Dataset records
####
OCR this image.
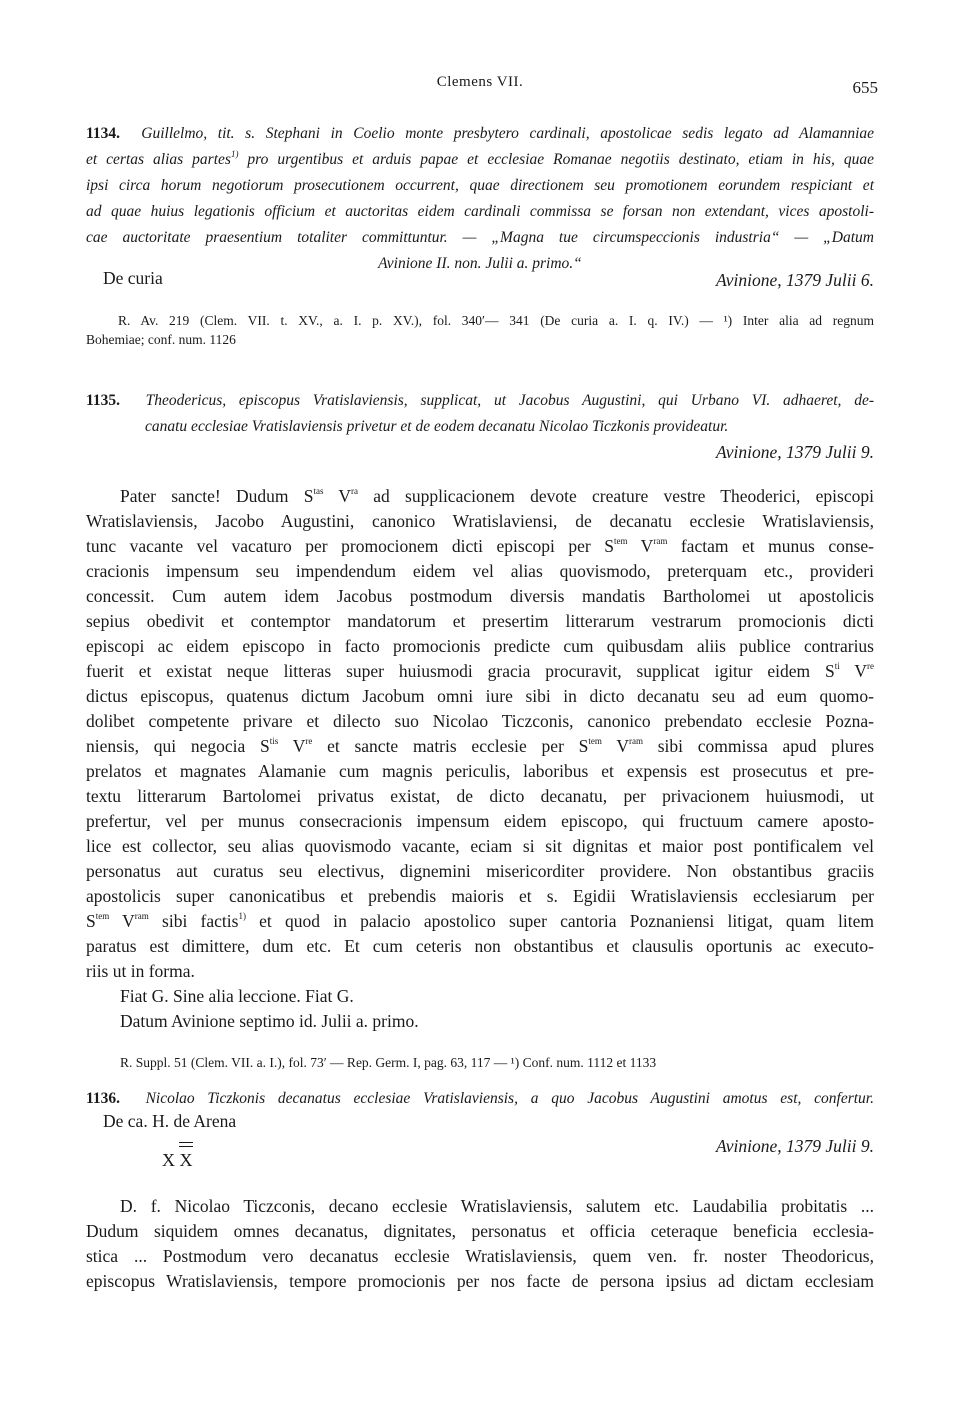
Clemens VII.	655
1134. Guillelmo, tit. s. Stephani in Coelio monte presbytero cardinali, apostolicae sedis legato ad Alamanniae
et certas alias partes$^{1)}$ pro urgentibus et arduis papae et ecclesiae Romanae negotiis destinato, etiam in his, quae
ipsi circa horum negotiorum prosecutionem occurrent, quae directionem seu promotionem eorundem respiciant et
ad quae huius legationis officium et auctoritas eidem cardinali commissa se forsan non extendant, vices apostoli-
cae auctoritate praesentium totaliter committuntur. — „Magna tue circumspeccionis industria“ — „Datum
Avinione II. non. Julii a. primo.“
De curia	Avinione, 1379 Julii 6.
R. Av. 219 (Clem. VII. t. XV., a. I. p. XV.), fol. 340′— 341 (De curia a. I. q. IV.) — ¹) Inter alia ad regnum
Bohemiae; conf. num. 1126
1135. Theodericus, episcopus Vratislaviensis, supplicat, ut Jacobus Augustini, qui Urbano VI. adhaeret, de-
canatu ecclesiae Vratislaviensis privetur et de eodem decanatu Nicolao Ticzkonis provideatur.
Avinione, 1379 Julii 9.
Pater sancte! Dudum $S^{tas}$ $V^{ra}$ ad supplicacionem devote creature vestre Theoderici, episcopi
Wratislaviensis, Jacobo Augustini, canonico Wratislaviensi, de decanatu ecclesie Wratislaviensis,
tunc vacante vel vacaturo per promocionem dicti episcopi per $S^{tem}$ $V^{ram}$ factam et munus conse-
cracionis impensum seu impendendum eidem vel alias quovismodo, preterquam etc., provideri
concessit. Cum autem idem Jacobus postmodum diversis mandatis Bartholomei ut apostolicis
sepius obedivit et contemptor mandatorum et presertim litterarum vestrarum promocionis dicti
episcopi ac eidem episcopo in facto promocionis predicte cum quibusdam aliis publice contrarius
fuerit et existat neque litteras super huiusmodi gracia procuravit, supplicat igitur eidem $S^{ti}$ Vre
dictus episcopus, quatenus dictum Jacobum omni iure sibi in dicto decanatu seu ad eum quomo-
dolibet competente privare et dilecto suo Nicolao Ticzconis, canonico prebendato ecclesie Pozna-
niensis, qui negocia $S^{tis}$ Vre et sancte matris ecclesie per $S^{tem}$ $V^{ram}$ sibi commissa apud plures
prelatos et magnates Alamanie cum magnis periculis, laboribus et expensis est prosecutus et pre-
textu litterarum Bartolomei privatus existat, de dicto decanatu, per privacionem huiusmodi, ut
prefertur, vel per munus consecracionis impensum eidem episcopo, qui fructuum camere aposto-
lice est collector, seu alias quovismodo vacante, eciam si sit dignitas et maior post pontificalem vel
personatus aut curatus seu electivus, dignemini misericorditer providere. Non obstantibus graciis
apostolicis super canonicatibus et prebendis maioris et s. Egidii Wratislaviensis ecclesiarum per
$S^{tem}$ $V^{ram}$ sibi factis$^{1)}$ et quod in palacio apostolico super cantoria Poznaniensi litigat, quam litem
paratus est dimittere, dum etc. Et cum ceteris non obstantibus et clausulis oportunis ac executo-
riis ut in forma.
Fiat G. Sine alia leccione. Fiat G.
Datum Avinione septimo id. Julii a. primo.
R. Suppl. 51 (Clem. VII. a. I.), fol. 73′ — Rep. Germ. I, pag. 63, 117 — ¹) Conf. num. 1112 et 1133
1136. Nicolao Ticzkonis decanatus ecclesiae Vratislaviensis, a quo Jacobus Augustini amotus est, confertur.
De ca. H. de Arena
X X
Avinione, 1379 Julii 9.
D. f. Nicolao Ticzconis, decano ecclesie Wratislaviensis, salutem etc. Laudabilia probitatis ...
Dudum siquidem omnes decanatus, dignitates, personatus et officia ceteraque beneficia ecclesia-
stica ... Postmodum vero decanatus ecclesie Wratislaviensis, quem ven. fr. noster Theodoricus,
episcopus Wratislaviensis, tempore promocionis per nos facte de persona ipsius ad dictam ecclesiam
####
_WRITTEN EXERCISE:_ Go through the entries and return each line where the word "alias" appears.

_EXERCISE SOLUTION:_
et certas alias partes$^{1)}$ pro urgentibus et arduis papae et ecclesiae Romanae negotiis destinato, etiam in his, quae
cracionis impensum seu impendendum eidem vel alias quovismodo, preterquam etc., provideri
lice est collector, seu alias quovismodo vacante, eciam si sit dignitas et maior post pontificalem vel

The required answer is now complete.